> WHAT IS NEEDED: Keep only the lines that hold the string "JSON", filtering out the rest of the entries below.

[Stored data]

───

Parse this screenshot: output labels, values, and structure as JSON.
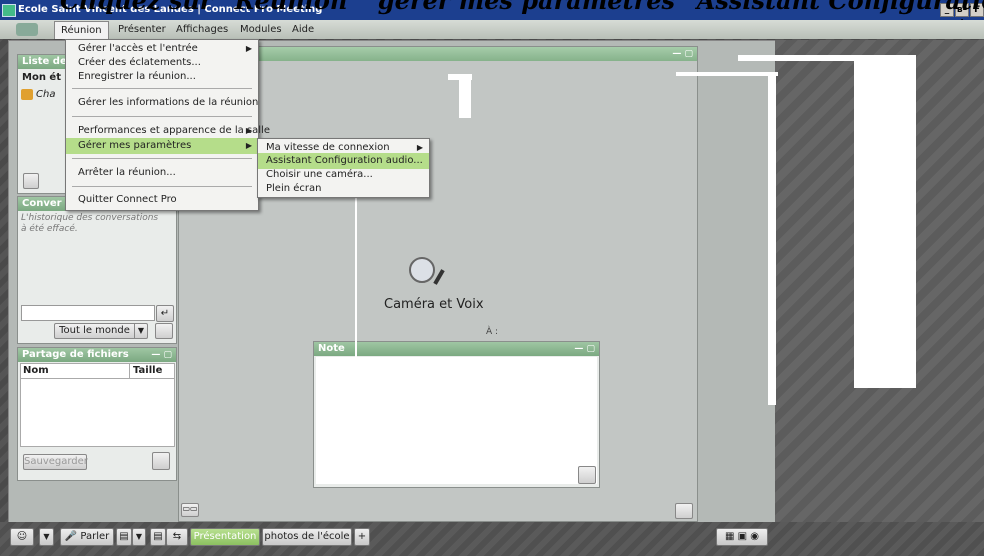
{
  "window": {
    "title": "Ecole Saint Vincent des Landes | Connect Pro Meeting",
    "controls": [
      "_",
      "в–¡",
      "Г—"
    ]
  },
  "caption": "Cliquez sur “Réunion” ‘gérer mes paramètres’ ‘Assistant Configuration",
  "menubar": {
    "items": [
      "Réunion",
      "Présenter",
      "Affichages",
      "Modules",
      "Aide"
    ]
  },
  "reunion_menu": {
    "items": [
      "Gérer l'accès et l'entrée",
      "Créer des éclatements...",
      "Enregistrer la réunion...",
      "Gérer les informations de la réunion",
      "Performances et apparence de la salle",
      "Gérer mes paramètres",
      "Arrêter la réunion...",
      "Quitter Connect Pro"
    ]
  },
  "parametres_menu": {
    "items": [
      "Ma vitesse de connexion",
      "Assistant Configuration audio...",
      "Choisir une caméra...",
      "Plein écran"
    ]
  },
  "attendees": {
    "title": "Liste de",
    "row_label": "Mon ét",
    "user": "Cha"
  },
  "chat": {
    "title": "Conver",
    "history_text": "L'historique des conversations à été effacé.",
    "recipient": "Tout le monde"
  },
  "files": {
    "title": "Partage de fichiers",
    "col_name": "Nom",
    "col_size": "Taille",
    "save_label": "Sauvegarder"
  },
  "camera": {
    "label": "Caméra et Voix",
    "to_label": "À :"
  },
  "note": {
    "title": "Note"
  },
  "bottombar": {
    "speak": "Parler",
    "tab_presentation": "Présentation",
    "tab_photos": "photos de l'école",
    "add": "+"
  }
}
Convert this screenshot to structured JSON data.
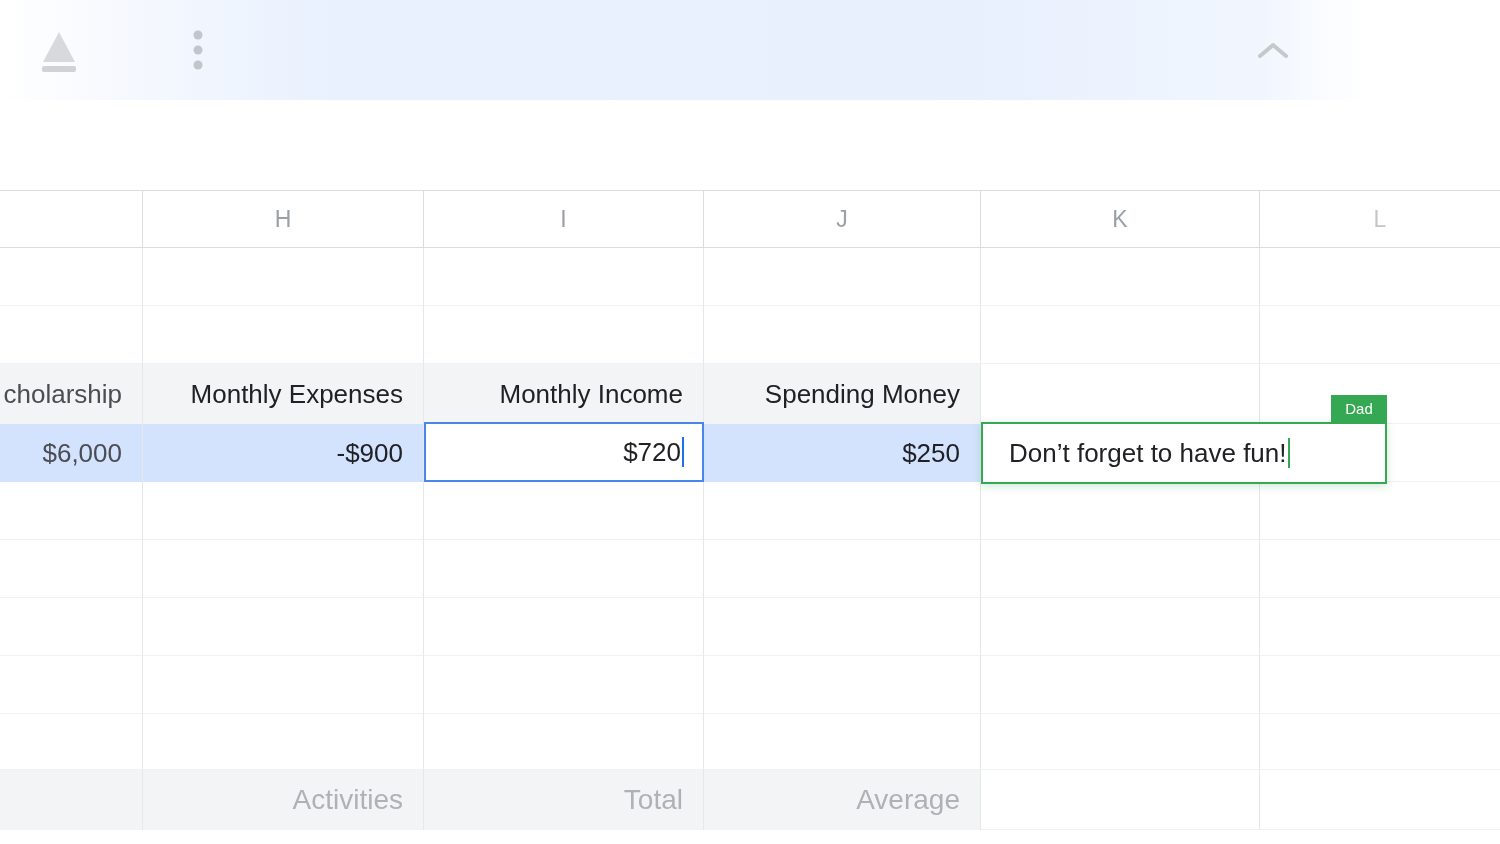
{
  "column_letters": [
    "H",
    "I",
    "J",
    "K",
    "L"
  ],
  "label_row": {
    "cells": [
      "cholarship",
      "Monthly Expenses",
      "Monthly Income",
      "Spending Money"
    ]
  },
  "value_row": {
    "selected": true,
    "cells": [
      {
        "text": "$6,000",
        "editing": false
      },
      {
        "text": "-$900",
        "editing": false
      },
      {
        "text": "$720",
        "editing": true
      },
      {
        "text": "$250",
        "editing": false
      }
    ]
  },
  "collaborator_cell": {
    "text": "Don’t forget to have fun!",
    "author": "Dad"
  },
  "summary_row": {
    "cells": [
      "Activities",
      "Total",
      "Average"
    ]
  }
}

───

> CORRECT RESPONSE:
Parse this screenshot: output labels, values, and structure as JSON.
Convert this screenshot to structured JSON data.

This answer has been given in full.